- **Set problem**:
Give the material once more, word for word, without any images.

- **Exercise input**:
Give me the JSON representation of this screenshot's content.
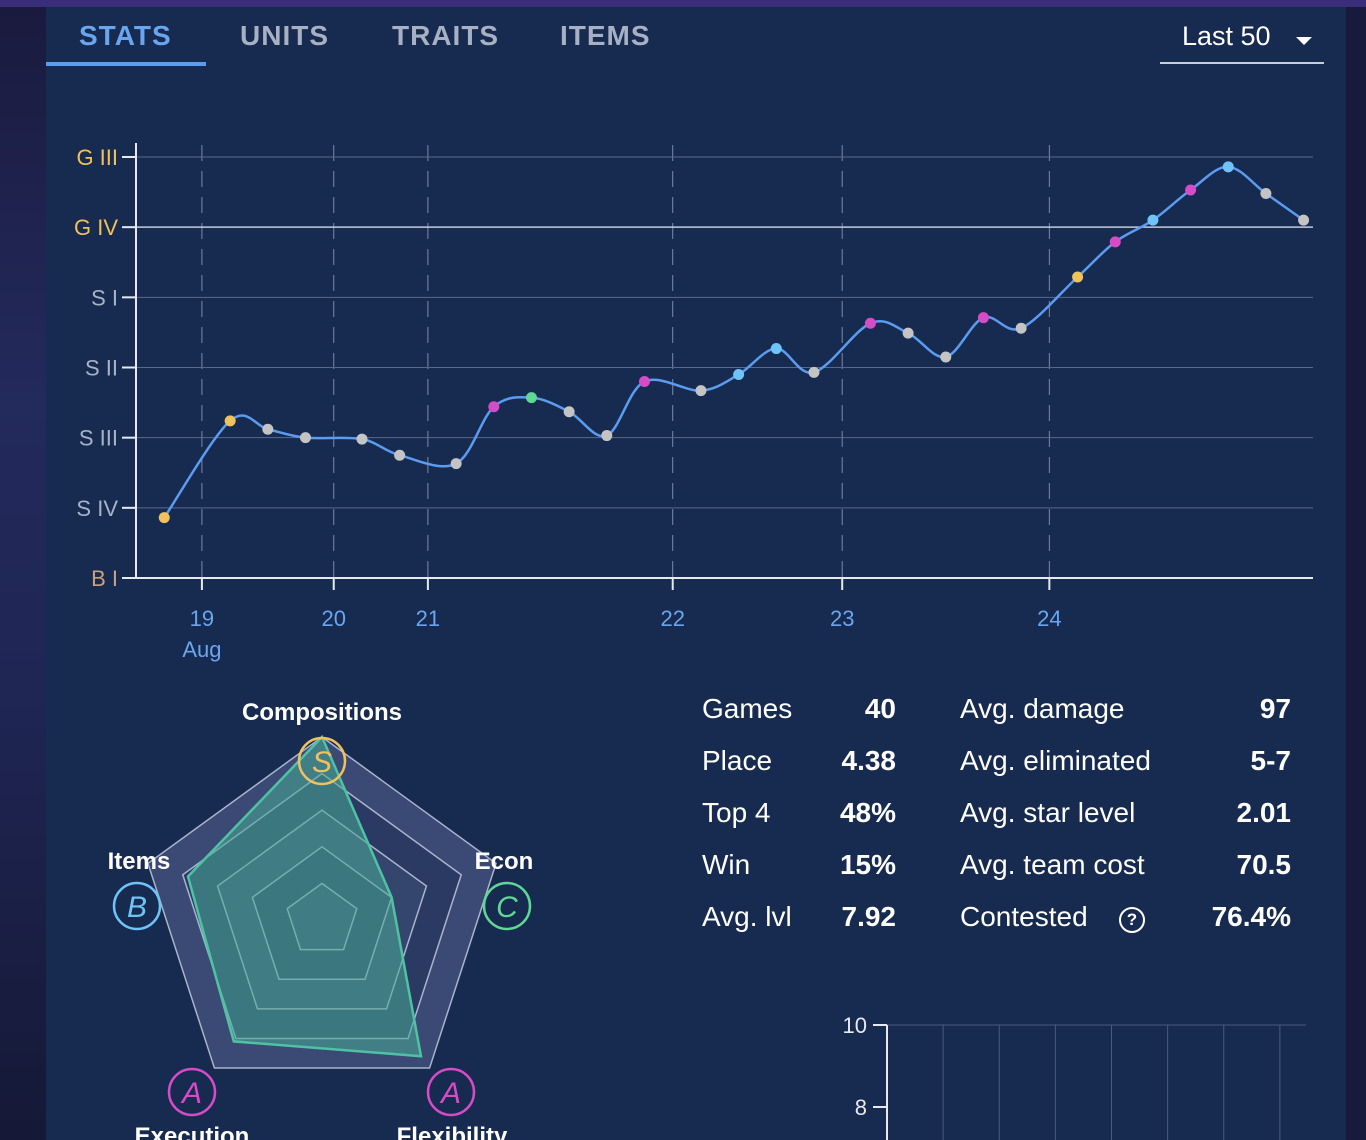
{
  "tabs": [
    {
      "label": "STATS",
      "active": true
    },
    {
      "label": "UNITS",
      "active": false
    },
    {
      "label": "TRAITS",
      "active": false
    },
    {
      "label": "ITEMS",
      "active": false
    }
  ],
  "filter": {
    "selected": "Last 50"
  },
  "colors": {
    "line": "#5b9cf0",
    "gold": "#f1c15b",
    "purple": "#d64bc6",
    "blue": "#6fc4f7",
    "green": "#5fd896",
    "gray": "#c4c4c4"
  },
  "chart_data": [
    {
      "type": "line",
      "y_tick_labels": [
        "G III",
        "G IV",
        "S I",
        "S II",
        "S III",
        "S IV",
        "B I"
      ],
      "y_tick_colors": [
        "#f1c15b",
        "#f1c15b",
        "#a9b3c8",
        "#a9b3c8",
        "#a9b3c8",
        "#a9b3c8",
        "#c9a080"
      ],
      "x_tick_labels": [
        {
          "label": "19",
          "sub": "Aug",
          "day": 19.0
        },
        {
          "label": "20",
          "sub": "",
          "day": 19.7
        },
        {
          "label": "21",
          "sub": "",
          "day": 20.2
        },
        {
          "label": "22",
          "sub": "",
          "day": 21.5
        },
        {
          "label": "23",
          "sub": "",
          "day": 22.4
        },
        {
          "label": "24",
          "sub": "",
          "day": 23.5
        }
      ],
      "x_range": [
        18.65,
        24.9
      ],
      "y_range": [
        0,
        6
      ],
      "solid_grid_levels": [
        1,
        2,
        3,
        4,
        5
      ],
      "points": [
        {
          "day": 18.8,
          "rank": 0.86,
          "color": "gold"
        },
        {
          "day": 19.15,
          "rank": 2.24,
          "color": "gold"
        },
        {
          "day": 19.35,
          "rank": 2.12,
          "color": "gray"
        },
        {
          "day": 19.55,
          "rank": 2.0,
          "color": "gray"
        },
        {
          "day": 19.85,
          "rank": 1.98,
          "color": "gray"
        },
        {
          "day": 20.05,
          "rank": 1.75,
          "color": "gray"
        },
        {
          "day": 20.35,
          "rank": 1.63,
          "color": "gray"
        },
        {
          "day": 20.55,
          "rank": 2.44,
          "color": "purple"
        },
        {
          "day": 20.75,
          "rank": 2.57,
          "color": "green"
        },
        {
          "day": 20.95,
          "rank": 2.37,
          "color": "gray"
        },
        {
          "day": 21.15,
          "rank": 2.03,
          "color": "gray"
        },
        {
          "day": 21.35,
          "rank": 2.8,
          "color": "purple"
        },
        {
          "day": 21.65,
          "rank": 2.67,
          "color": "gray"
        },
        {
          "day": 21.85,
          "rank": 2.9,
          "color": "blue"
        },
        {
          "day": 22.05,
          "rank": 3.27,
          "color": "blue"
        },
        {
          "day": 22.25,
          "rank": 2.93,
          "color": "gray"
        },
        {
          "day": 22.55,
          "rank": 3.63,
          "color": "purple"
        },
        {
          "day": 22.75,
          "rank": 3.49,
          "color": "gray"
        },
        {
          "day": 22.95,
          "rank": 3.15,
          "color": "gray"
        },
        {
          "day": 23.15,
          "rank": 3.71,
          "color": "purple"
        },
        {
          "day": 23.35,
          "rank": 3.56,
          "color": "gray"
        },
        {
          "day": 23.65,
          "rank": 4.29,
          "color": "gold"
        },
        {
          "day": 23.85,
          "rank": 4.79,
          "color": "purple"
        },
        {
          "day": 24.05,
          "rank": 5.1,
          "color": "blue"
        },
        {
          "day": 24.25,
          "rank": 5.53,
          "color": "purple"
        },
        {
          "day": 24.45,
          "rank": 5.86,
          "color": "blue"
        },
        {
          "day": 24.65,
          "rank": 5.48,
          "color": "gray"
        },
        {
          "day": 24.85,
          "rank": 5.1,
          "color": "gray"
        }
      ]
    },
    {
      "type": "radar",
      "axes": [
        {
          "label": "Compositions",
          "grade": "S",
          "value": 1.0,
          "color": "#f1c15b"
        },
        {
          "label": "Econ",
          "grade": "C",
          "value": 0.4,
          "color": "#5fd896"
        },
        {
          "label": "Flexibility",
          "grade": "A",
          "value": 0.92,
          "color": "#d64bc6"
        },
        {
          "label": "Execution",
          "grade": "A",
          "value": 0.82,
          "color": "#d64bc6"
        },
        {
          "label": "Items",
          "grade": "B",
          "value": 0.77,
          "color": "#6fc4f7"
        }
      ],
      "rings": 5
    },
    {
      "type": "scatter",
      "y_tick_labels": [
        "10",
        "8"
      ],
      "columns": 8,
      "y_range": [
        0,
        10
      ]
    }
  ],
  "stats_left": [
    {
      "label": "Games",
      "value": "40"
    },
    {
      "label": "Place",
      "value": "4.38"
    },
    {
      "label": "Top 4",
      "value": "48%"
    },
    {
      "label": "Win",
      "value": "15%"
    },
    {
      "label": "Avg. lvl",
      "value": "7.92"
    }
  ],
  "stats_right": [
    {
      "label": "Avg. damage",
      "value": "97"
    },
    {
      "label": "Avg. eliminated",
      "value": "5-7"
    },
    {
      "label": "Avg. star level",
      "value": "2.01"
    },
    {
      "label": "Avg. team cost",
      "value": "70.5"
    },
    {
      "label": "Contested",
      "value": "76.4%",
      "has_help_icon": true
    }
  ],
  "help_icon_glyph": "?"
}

- **Response below**:
Give me the JSON representation of this screenshot's content.
{
  "tabs": [
    {
      "label": "STATS",
      "active": true
    },
    {
      "label": "UNITS",
      "active": false
    },
    {
      "label": "TRAITS",
      "active": false
    },
    {
      "label": "ITEMS",
      "active": false
    }
  ],
  "filter": {
    "selected": "Last 50"
  },
  "colors": {
    "line": "#5b9cf0",
    "gold": "#f1c15b",
    "purple": "#d64bc6",
    "blue": "#6fc4f7",
    "green": "#5fd896",
    "gray": "#c4c4c4"
  },
  "chart_data": [
    {
      "type": "line",
      "y_tick_labels": [
        "G III",
        "G IV",
        "S I",
        "S II",
        "S III",
        "S IV",
        "B I"
      ],
      "y_tick_colors": [
        "#f1c15b",
        "#f1c15b",
        "#a9b3c8",
        "#a9b3c8",
        "#a9b3c8",
        "#a9b3c8",
        "#c9a080"
      ],
      "x_tick_labels": [
        {
          "label": "19",
          "sub": "Aug",
          "day": 19.0
        },
        {
          "label": "20",
          "sub": "",
          "day": 19.7
        },
        {
          "label": "21",
          "sub": "",
          "day": 20.2
        },
        {
          "label": "22",
          "sub": "",
          "day": 21.5
        },
        {
          "label": "23",
          "sub": "",
          "day": 22.4
        },
        {
          "label": "24",
          "sub": "",
          "day": 23.5
        }
      ],
      "x_range": [
        18.65,
        24.9
      ],
      "y_range": [
        0,
        6
      ],
      "solid_grid_levels": [
        1,
        2,
        3,
        4,
        5
      ],
      "points": [
        {
          "day": 18.8,
          "rank": 0.86,
          "color": "gold"
        },
        {
          "day": 19.15,
          "rank": 2.24,
          "color": "gold"
        },
        {
          "day": 19.35,
          "rank": 2.12,
          "color": "gray"
        },
        {
          "day": 19.55,
          "rank": 2.0,
          "color": "gray"
        },
        {
          "day": 19.85,
          "rank": 1.98,
          "color": "gray"
        },
        {
          "day": 20.05,
          "rank": 1.75,
          "color": "gray"
        },
        {
          "day": 20.35,
          "rank": 1.63,
          "color": "gray"
        },
        {
          "day": 20.55,
          "rank": 2.44,
          "color": "purple"
        },
        {
          "day": 20.75,
          "rank": 2.57,
          "color": "green"
        },
        {
          "day": 20.95,
          "rank": 2.37,
          "color": "gray"
        },
        {
          "day": 21.15,
          "rank": 2.03,
          "color": "gray"
        },
        {
          "day": 21.35,
          "rank": 2.8,
          "color": "purple"
        },
        {
          "day": 21.65,
          "rank": 2.67,
          "color": "gray"
        },
        {
          "day": 21.85,
          "rank": 2.9,
          "color": "blue"
        },
        {
          "day": 22.05,
          "rank": 3.27,
          "color": "blue"
        },
        {
          "day": 22.25,
          "rank": 2.93,
          "color": "gray"
        },
        {
          "day": 22.55,
          "rank": 3.63,
          "color": "purple"
        },
        {
          "day": 22.75,
          "rank": 3.49,
          "color": "gray"
        },
        {
          "day": 22.95,
          "rank": 3.15,
          "color": "gray"
        },
        {
          "day": 23.15,
          "rank": 3.71,
          "color": "purple"
        },
        {
          "day": 23.35,
          "rank": 3.56,
          "color": "gray"
        },
        {
          "day": 23.65,
          "rank": 4.29,
          "color": "gold"
        },
        {
          "day": 23.85,
          "rank": 4.79,
          "color": "purple"
        },
        {
          "day": 24.05,
          "rank": 5.1,
          "color": "blue"
        },
        {
          "day": 24.25,
          "rank": 5.53,
          "color": "purple"
        },
        {
          "day": 24.45,
          "rank": 5.86,
          "color": "blue"
        },
        {
          "day": 24.65,
          "rank": 5.48,
          "color": "gray"
        },
        {
          "day": 24.85,
          "rank": 5.1,
          "color": "gray"
        }
      ]
    },
    {
      "type": "radar",
      "axes": [
        {
          "label": "Compositions",
          "grade": "S",
          "value": 1.0,
          "color": "#f1c15b"
        },
        {
          "label": "Econ",
          "grade": "C",
          "value": 0.4,
          "color": "#5fd896"
        },
        {
          "label": "Flexibility",
          "grade": "A",
          "value": 0.92,
          "color": "#d64bc6"
        },
        {
          "label": "Execution",
          "grade": "A",
          "value": 0.82,
          "color": "#d64bc6"
        },
        {
          "label": "Items",
          "grade": "B",
          "value": 0.77,
          "color": "#6fc4f7"
        }
      ],
      "rings": 5
    },
    {
      "type": "scatter",
      "y_tick_labels": [
        "10",
        "8"
      ],
      "columns": 8,
      "y_range": [
        0,
        10
      ]
    }
  ],
  "stats_left": [
    {
      "label": "Games",
      "value": "40"
    },
    {
      "label": "Place",
      "value": "4.38"
    },
    {
      "label": "Top 4",
      "value": "48%"
    },
    {
      "label": "Win",
      "value": "15%"
    },
    {
      "label": "Avg. lvl",
      "value": "7.92"
    }
  ],
  "stats_right": [
    {
      "label": "Avg. damage",
      "value": "97"
    },
    {
      "label": "Avg. eliminated",
      "value": "5-7"
    },
    {
      "label": "Avg. star level",
      "value": "2.01"
    },
    {
      "label": "Avg. team cost",
      "value": "70.5"
    },
    {
      "label": "Contested",
      "value": "76.4%",
      "has_help_icon": true
    }
  ],
  "help_icon_glyph": "?"
}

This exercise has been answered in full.